Work required: Provide an exact transcription of all the records.

↓

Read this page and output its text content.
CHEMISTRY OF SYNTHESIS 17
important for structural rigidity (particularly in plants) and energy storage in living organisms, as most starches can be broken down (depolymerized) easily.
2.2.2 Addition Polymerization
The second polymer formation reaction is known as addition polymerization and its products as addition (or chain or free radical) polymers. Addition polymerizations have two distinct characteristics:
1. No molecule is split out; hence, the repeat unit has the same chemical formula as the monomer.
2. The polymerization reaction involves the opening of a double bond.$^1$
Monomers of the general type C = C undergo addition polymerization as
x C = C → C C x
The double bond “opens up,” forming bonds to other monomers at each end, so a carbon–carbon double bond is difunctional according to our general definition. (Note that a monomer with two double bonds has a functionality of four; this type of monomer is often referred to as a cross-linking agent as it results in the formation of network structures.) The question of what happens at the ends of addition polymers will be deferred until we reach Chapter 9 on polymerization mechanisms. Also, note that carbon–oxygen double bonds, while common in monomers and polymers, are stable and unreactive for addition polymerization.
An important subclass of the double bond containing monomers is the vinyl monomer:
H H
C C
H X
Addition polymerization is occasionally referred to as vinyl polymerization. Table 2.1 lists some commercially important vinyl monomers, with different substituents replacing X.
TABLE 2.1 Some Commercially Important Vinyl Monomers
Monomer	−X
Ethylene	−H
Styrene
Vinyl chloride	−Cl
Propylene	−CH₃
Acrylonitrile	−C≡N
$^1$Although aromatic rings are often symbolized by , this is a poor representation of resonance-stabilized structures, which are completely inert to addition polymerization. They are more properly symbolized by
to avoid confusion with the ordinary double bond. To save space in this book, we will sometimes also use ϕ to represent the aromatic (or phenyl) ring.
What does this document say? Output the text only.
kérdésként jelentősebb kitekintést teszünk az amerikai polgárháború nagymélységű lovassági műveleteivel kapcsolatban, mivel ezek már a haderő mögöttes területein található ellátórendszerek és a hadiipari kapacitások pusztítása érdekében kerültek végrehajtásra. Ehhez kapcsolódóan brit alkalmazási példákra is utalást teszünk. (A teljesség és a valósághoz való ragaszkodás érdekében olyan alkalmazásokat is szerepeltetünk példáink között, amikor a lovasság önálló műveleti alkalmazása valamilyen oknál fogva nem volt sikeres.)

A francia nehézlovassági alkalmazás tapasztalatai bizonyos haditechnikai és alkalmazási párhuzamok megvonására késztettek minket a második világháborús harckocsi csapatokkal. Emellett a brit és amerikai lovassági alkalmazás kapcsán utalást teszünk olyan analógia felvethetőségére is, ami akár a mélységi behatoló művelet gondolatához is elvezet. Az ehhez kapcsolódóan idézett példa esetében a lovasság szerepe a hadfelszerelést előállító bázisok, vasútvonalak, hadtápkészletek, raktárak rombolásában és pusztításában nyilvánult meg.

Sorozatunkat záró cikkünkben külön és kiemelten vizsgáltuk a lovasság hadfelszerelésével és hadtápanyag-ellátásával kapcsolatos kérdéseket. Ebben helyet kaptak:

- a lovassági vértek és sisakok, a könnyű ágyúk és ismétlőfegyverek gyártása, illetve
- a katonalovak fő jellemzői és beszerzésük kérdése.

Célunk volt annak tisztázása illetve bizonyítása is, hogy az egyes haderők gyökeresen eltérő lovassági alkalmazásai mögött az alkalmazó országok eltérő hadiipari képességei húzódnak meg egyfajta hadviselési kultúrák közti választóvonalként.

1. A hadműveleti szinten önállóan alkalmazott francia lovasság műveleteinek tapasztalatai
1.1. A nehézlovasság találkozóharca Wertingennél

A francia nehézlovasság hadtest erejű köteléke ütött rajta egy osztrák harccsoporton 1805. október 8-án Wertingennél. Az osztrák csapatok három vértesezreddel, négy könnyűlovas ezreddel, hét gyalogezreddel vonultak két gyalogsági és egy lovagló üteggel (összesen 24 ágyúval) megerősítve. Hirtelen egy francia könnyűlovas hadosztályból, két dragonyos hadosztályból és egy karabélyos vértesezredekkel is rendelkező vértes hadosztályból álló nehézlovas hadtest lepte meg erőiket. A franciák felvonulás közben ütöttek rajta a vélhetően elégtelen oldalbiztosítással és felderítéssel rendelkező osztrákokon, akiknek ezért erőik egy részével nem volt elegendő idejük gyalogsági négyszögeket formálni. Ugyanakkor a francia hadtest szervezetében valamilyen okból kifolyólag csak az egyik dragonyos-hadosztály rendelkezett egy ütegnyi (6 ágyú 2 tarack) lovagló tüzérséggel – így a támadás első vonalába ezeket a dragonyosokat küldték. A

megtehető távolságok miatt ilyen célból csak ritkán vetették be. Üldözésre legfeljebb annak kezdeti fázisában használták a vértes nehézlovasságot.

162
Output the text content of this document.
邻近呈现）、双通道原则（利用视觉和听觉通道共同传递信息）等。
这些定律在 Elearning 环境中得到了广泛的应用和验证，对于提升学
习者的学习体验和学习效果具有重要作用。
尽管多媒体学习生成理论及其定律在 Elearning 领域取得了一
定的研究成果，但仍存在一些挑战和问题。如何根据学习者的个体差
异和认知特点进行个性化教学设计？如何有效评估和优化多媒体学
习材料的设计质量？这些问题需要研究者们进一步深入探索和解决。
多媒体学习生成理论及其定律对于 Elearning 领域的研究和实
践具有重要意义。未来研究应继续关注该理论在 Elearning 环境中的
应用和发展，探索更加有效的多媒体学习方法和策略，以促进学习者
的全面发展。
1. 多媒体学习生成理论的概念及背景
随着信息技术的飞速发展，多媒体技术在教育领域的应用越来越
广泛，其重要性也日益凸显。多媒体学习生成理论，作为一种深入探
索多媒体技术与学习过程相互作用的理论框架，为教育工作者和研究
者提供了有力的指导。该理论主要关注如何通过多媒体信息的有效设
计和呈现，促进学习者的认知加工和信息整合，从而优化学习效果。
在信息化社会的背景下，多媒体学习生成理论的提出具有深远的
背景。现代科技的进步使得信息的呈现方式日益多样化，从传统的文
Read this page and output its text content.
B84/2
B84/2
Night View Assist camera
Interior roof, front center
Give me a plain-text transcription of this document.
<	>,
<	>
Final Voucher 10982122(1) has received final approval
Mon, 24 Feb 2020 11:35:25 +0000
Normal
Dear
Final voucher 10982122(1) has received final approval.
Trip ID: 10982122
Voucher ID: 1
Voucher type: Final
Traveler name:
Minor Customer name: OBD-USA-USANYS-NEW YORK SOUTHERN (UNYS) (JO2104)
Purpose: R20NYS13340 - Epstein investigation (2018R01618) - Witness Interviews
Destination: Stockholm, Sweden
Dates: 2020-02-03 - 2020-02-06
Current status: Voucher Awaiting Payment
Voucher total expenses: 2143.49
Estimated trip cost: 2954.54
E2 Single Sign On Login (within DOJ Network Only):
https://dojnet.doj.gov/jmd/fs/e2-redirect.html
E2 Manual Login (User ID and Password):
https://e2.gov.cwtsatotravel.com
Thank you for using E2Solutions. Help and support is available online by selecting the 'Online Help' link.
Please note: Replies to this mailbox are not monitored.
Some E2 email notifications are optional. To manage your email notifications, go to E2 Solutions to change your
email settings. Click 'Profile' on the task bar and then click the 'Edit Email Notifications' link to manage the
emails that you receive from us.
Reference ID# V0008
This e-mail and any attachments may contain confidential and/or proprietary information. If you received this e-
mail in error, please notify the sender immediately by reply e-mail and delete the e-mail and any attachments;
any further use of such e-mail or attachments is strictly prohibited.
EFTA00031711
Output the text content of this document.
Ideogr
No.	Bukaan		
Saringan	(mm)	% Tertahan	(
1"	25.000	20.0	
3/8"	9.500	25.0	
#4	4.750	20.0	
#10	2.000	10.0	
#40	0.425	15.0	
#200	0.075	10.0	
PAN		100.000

↑

Correct output:
Read this page and output its text content.
CHEMISTRY OF SYNTHESIS 17
important for structural rigidity (particularly in plants) and energy storage in living organisms, as most starches can be broken down (depolymerized) easily.
2.2.2 Addition Polymerization
The second polymer formation reaction is known as addition polymerization and its products as addition (or chain or free radical) polymers. Addition polymerizations have two distinct characteristics:
1. No molecule is split out; hence, the repeat unit has the same chemical formula as the monomer.
2. The polymerization reaction involves the opening of a double bond.$^1$
Monomers of the general type C = C undergo addition polymerization as
x C = C → C C x
The double bond “opens up,” forming bonds to other monomers at each end, so a carbon–carbon double bond is difunctional according to our general definition. (Note that a monomer with two double bonds has a functionality of four; this type of monomer is often referred to as a cross-linking agent as it results in the formation of network structures.) The question of what happens at the ends of addition polymers will be deferred until we reach Chapter 9 on polymerization mechanisms. Also, note that carbon–oxygen double bonds, while common in monomers and polymers, are stable and unreactive for addition polymerization.
An important subclass of the double bond containing monomers is the vinyl monomer:
H H
C C
H X
Addition polymerization is occasionally referred to as vinyl polymerization. Table 2.1 lists some commercially important vinyl monomers, with different substituents replacing X.
TABLE 2.1 Some Commercially Important Vinyl Monomers
Monomer	−X
Ethylene	−H
Styrene
Vinyl chloride	−Cl
Propylene	−CH₃
Acrylonitrile	−C≡N
$^1$Although aromatic rings are often symbolized by , this is a poor representation of resonance-stabilized structures, which are completely inert to addition polymerization. They are more properly symbolized by
to avoid confusion with the ordinary double bond. To save space in this book, we will sometimes also use ϕ to represent the aromatic (or phenyl) ring.
What does this document say? Output the text only.
kérdésként jelentősebb kitekintést teszünk az amerikai polgárháború nagymélységű lovassági műveleteivel kapcsolatban, mivel ezek már a haderő mögöttes területein található ellátórendszerek és a hadiipari kapacitások pusztítása érdekében kerültek végrehajtásra. Ehhez kapcsolódóan brit alkalmazási példákra is utalást teszünk. (A teljesség és a valósághoz való ragaszkodás érdekében olyan alkalmazásokat is szerepeltetünk példáink között, amikor a lovasság önálló műveleti alkalmazása valamilyen oknál fogva nem volt sikeres.)

A francia nehézlovassági alkalmazás tapasztalatai bizonyos haditechnikai és alkalmazási párhuzamok megvonására késztettek minket a második világháborús harckocsi csapatokkal. Emellett a brit és amerikai lovassági alkalmazás kapcsán utalást teszünk olyan analógia felvethetőségére is, ami akár a mélységi behatoló művelet gondolatához is elvezet. Az ehhez kapcsolódóan idézett példa esetében a lovasság szerepe a hadfelszerelést előállító bázisok, vasútvonalak, hadtápkészletek, raktárak rombolásában és pusztításában nyilvánult meg.

Sorozatunkat záró cikkünkben külön és kiemelten vizsgáltuk a lovasság hadfelszerelésével és hadtápanyag-ellátásával kapcsolatos kérdéseket. Ebben helyet kaptak:

- a lovassági vértek és sisakok, a könnyű ágyúk és ismétlőfegyverek gyártása, illetve
- a katonalovak fő jellemzői és beszerzésük kérdése.

Célunk volt annak tisztázása illetve bizonyítása is, hogy az egyes haderők gyökeresen eltérő lovassági alkalmazásai mögött az alkalmazó országok eltérő hadiipari képességei húzódnak meg egyfajta hadviselési kultúrák közti választóvonalként.

1. A hadműveleti szinten önállóan alkalmazott francia lovasság műveleteinek tapasztalatai
1.1. A nehézlovasság találkozóharca Wertingennél

A francia nehézlovasság hadtest erejű köteléke ütött rajta egy osztrák harccsoporton 1805. október 8-án Wertingennél. Az osztrák csapatok három vértesezreddel, négy könnyűlovas ezreddel, hét gyalogezreddel vonultak két gyalogsági és egy lovagló üteggel (összesen 24 ágyúval) megerősítve. Hirtelen egy francia könnyűlovas hadosztályból, két dragonyos hadosztályból és egy karabélyos vértesezredekkel is rendelkező vértes hadosztályból álló nehézlovas hadtest lepte meg erőiket. A franciák felvonulás közben ütöttek rajta a vélhetően elégtelen oldalbiztosítással és felderítéssel rendelkező osztrákokon, akiknek ezért erőik egy részével nem volt elegendő idejük gyalogsági négyszögeket formálni. Ugyanakkor a francia hadtest szervezetében valamilyen okból kifolyólag csak az egyik dragonyos-hadosztály rendelkezett egy ütegnyi (6 ágyú 2 tarack) lovagló tüzérséggel – így a támadás első vonalába ezeket a dragonyosokat küldték. A

megtehető távolságok miatt ilyen célból csak ritkán vetették be. Üldözésre legfeljebb annak kezdeti fázisában használták a vértes nehézlovasságot.

162
Output the text content of this document.
邻近呈现）、双通道原则（利用视觉和听觉通道共同传递信息）等。
这些定律在 Elearning 环境中得到了广泛的应用和验证，对于提升学
习者的学习体验和学习效果具有重要作用。
尽管多媒体学习生成理论及其定律在 Elearning 领域取得了一
定的研究成果，但仍存在一些挑战和问题。如何根据学习者的个体差
异和认知特点进行个性化教学设计？如何有效评估和优化多媒体学
习材料的设计质量？这些问题需要研究者们进一步深入探索和解决。
多媒体学习生成理论及其定律对于 Elearning 领域的研究和实
践具有重要意义。未来研究应继续关注该理论在 Elearning 环境中的
应用和发展，探索更加有效的多媒体学习方法和策略，以促进学习者
的全面发展。
1. 多媒体学习生成理论的概念及背景
随着信息技术的飞速发展，多媒体技术在教育领域的应用越来越
广泛，其重要性也日益凸显。多媒体学习生成理论，作为一种深入探
索多媒体技术与学习过程相互作用的理论框架，为教育工作者和研究
者提供了有力的指导。该理论主要关注如何通过多媒体信息的有效设
计和呈现，促进学习者的认知加工和信息整合，从而优化学习效果。
在信息化社会的背景下，多媒体学习生成理论的提出具有深远的
背景。现代科技的进步使得信息的呈现方式日益多样化，从传统的文
Read this page and output its text content.
B84/2
B84/2
Night View Assist camera
Interior roof, front center
Give me a plain-text transcription of this document.
<	>,
<	>
Final Voucher 10982122(1) has received final approval
Mon, 24 Feb 2020 11:35:25 +0000
Normal
Dear
Final voucher 10982122(1) has received final approval.
Trip ID: 10982122
Voucher ID: 1
Voucher type: Final
Traveler name:
Minor Customer name: OBD-USA-USANYS-NEW YORK SOUTHERN (UNYS) (JO2104)
Purpose: R20NYS13340 - Epstein investigation (2018R01618) - Witness Interviews
Destination: Stockholm, Sweden
Dates: 2020-02-03 - 2020-02-06
Current status: Voucher Awaiting Payment
Voucher total expenses: 2143.49
Estimated trip cost: 2954.54
E2 Single Sign On Login (within DOJ Network Only):
https://dojnet.doj.gov/jmd/fs/e2-redirect.html
E2 Manual Login (User ID and Password):
https://e2.gov.cwtsatotravel.com
Thank you for using E2Solutions. Help and support is available online by selecting the 'Online Help' link.
Please note: Replies to this mailbox are not monitored.
Some E2 email notifications are optional. To manage your email notifications, go to E2 Solutions to change your
email settings. Click 'Profile' on the task bar and then click the 'Edit Email Notifications' link to manage the
emails that you receive from us.
Reference ID# V0008
This e-mail and any attachments may contain confidential and/or proprietary information. If you received this e-
mail in error, please notify the sender immediately by reply e-mail and delete the e-mail and any attachments;
any further use of such e-mail or attachments is strictly prohibited.
EFTA00031711
Output the text content of this document.
Ideogr
No.	Bukaan		
Saringan	(mm)	% Tertahan	(
1"	25.000	20.0	
3/8"	9.500	25.0	
#4	4.750	20.0	
#10	2.000	10.0	
#40	0.425	15.0	
#200	0.075	10.0	
PAN		100.000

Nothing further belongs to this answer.